**** Records supplied ****

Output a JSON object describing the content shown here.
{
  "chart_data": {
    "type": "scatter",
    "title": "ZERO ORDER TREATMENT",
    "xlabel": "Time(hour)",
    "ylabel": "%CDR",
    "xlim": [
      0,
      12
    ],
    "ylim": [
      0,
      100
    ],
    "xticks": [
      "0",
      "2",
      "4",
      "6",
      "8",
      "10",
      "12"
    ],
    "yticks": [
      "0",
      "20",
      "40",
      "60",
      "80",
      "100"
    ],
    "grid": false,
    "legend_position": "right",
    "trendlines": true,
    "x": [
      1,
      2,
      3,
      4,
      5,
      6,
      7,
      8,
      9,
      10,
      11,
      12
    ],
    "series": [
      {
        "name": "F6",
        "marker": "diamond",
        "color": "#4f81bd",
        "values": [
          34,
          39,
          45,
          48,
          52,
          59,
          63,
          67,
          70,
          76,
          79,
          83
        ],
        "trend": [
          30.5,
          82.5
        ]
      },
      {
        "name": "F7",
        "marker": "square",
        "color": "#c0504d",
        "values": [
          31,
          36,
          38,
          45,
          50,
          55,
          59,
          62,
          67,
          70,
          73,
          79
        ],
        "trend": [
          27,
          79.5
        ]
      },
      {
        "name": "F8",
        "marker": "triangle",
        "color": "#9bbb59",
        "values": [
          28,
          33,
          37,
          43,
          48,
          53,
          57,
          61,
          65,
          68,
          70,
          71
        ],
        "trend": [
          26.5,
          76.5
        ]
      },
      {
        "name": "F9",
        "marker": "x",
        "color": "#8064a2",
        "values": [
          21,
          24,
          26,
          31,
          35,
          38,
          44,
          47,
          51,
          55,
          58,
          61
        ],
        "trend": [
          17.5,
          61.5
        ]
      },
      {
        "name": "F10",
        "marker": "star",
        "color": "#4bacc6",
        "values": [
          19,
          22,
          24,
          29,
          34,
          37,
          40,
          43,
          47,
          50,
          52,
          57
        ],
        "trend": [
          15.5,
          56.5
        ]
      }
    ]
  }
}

****

A number is the only answer here: how many lines of the material above contain "color"?

* Task result
5